═════ Supplied records
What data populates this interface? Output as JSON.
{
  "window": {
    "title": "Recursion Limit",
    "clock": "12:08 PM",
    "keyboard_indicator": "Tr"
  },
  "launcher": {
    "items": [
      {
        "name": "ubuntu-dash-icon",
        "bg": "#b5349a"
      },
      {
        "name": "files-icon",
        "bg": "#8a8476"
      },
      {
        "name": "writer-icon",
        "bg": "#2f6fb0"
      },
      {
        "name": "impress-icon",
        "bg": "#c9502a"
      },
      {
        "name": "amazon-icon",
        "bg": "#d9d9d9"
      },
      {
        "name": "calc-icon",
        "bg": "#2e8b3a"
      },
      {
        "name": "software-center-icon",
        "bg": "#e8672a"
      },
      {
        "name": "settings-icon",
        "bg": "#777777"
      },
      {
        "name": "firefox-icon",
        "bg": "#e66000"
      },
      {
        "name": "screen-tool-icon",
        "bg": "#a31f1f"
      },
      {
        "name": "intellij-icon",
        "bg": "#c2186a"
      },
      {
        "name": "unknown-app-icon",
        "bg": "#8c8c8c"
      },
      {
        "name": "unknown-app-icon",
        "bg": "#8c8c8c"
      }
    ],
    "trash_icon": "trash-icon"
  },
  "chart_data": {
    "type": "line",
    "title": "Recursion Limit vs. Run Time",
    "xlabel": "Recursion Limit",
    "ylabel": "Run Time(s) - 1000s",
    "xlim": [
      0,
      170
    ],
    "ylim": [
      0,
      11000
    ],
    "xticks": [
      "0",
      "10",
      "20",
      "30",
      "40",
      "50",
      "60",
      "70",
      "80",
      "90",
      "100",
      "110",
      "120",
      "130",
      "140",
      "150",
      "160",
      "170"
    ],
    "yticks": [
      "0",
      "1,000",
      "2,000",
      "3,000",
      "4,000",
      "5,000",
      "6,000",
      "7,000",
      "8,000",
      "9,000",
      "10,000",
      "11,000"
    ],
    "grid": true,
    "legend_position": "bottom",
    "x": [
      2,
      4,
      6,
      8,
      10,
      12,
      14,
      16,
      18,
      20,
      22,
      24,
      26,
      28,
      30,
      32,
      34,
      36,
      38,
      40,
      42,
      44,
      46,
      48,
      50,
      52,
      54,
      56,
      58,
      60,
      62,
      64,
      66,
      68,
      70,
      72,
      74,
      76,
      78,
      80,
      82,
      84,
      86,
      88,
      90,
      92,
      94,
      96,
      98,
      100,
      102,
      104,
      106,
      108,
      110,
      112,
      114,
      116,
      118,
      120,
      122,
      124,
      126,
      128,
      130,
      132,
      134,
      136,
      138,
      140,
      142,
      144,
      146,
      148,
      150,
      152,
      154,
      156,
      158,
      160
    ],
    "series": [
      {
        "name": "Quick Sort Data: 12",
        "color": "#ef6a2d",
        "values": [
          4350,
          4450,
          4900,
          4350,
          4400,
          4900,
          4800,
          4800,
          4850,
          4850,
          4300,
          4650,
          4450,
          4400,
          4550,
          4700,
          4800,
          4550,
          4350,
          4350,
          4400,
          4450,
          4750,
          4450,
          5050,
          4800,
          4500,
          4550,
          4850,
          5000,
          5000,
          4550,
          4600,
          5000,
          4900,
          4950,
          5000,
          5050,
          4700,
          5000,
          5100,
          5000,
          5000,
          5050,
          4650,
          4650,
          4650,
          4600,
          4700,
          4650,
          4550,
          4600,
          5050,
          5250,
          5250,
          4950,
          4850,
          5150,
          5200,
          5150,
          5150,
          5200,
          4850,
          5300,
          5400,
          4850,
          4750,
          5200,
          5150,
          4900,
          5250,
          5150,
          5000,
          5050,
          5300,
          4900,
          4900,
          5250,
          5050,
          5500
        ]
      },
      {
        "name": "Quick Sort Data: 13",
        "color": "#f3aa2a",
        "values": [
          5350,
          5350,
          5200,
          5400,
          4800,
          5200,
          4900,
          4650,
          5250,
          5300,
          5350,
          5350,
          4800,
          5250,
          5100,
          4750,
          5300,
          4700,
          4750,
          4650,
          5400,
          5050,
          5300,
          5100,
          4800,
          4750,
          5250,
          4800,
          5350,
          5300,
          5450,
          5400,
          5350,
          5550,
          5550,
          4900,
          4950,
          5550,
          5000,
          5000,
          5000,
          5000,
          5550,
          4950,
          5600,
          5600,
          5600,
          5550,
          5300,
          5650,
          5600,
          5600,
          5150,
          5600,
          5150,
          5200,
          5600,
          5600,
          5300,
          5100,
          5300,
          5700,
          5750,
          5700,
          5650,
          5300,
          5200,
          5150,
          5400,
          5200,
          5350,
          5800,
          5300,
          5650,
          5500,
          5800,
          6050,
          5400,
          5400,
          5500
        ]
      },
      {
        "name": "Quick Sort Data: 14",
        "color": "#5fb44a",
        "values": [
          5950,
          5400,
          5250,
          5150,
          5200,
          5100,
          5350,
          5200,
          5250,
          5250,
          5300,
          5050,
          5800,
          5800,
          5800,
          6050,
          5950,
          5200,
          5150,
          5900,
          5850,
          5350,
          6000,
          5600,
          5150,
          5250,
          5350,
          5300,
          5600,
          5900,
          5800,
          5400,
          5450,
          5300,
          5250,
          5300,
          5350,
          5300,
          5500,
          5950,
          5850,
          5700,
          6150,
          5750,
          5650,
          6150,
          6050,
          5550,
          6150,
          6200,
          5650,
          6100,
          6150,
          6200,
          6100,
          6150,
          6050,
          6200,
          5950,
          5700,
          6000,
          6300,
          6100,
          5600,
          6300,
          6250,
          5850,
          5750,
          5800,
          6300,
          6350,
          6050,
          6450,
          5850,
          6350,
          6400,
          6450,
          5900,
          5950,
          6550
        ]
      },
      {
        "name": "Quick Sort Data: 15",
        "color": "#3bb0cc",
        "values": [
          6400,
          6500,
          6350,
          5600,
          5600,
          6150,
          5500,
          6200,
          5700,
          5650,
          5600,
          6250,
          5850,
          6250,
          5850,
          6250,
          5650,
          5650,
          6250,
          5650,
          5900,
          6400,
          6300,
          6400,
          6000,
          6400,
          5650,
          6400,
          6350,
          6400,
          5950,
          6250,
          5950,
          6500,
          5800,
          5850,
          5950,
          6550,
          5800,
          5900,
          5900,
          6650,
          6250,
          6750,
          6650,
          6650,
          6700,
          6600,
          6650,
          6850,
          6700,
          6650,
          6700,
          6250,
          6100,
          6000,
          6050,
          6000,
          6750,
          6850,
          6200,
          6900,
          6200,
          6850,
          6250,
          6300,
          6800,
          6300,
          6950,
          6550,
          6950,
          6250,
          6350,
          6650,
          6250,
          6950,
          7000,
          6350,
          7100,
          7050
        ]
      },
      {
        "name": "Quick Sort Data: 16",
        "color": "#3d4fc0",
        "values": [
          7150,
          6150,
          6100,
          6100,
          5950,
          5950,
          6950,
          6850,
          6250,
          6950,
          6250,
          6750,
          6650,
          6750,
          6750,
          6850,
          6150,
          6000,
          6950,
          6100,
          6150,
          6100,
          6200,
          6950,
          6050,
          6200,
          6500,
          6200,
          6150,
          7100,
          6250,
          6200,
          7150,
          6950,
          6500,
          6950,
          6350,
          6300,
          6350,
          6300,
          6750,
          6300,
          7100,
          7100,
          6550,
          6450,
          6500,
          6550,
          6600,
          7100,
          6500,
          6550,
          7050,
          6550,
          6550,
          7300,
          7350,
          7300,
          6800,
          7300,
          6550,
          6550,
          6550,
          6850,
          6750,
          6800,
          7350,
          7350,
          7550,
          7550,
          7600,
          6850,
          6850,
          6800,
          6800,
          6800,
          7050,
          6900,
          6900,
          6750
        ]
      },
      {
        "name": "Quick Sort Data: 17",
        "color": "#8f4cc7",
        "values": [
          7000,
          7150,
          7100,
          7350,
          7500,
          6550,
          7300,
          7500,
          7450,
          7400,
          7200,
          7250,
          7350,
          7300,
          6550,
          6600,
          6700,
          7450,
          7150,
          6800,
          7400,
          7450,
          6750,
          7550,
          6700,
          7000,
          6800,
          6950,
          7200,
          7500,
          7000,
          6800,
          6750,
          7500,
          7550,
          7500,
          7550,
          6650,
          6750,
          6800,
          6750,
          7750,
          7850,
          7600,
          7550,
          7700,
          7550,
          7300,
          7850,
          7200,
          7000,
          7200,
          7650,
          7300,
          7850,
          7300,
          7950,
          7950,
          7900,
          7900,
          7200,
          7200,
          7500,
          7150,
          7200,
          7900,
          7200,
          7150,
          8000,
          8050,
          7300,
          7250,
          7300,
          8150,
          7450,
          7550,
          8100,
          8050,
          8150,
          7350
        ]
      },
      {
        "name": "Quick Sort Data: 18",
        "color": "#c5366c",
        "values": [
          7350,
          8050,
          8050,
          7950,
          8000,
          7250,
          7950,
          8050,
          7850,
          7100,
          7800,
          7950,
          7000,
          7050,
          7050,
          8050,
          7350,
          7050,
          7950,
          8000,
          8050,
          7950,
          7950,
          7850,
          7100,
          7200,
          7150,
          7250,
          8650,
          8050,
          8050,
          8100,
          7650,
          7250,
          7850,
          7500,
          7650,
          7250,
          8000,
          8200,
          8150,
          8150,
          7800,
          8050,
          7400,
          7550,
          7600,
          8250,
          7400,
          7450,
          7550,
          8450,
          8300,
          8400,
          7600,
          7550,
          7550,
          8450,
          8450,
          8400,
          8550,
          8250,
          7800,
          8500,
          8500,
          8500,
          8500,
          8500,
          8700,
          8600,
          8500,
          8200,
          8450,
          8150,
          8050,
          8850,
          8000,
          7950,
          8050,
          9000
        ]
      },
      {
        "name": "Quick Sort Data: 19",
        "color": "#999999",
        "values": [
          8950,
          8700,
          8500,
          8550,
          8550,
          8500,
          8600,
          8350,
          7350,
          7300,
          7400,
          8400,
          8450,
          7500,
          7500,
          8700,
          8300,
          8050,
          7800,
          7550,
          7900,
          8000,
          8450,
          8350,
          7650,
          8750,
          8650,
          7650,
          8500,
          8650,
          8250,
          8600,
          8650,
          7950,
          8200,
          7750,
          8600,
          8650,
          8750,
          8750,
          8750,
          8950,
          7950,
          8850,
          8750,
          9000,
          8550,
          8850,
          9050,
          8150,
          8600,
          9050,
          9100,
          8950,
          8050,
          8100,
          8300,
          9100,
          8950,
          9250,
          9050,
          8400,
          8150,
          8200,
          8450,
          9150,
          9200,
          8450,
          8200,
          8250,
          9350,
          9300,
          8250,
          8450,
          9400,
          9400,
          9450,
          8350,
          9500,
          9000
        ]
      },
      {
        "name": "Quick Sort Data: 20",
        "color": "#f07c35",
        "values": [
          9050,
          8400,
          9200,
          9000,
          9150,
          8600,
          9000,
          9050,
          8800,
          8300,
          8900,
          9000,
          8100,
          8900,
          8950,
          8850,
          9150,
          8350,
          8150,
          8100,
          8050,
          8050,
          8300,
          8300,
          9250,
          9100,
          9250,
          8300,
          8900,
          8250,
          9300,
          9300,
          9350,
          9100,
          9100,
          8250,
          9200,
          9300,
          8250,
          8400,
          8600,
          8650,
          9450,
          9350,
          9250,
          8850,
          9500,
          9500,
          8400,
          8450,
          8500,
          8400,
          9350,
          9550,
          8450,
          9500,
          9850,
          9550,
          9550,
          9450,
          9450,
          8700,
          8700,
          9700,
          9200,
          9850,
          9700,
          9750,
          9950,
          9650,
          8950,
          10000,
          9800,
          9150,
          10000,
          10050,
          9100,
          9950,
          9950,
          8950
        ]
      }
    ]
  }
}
══════════
Direction
Among the lines of the data above, count those holding "Time" and state only the number.

Full response
2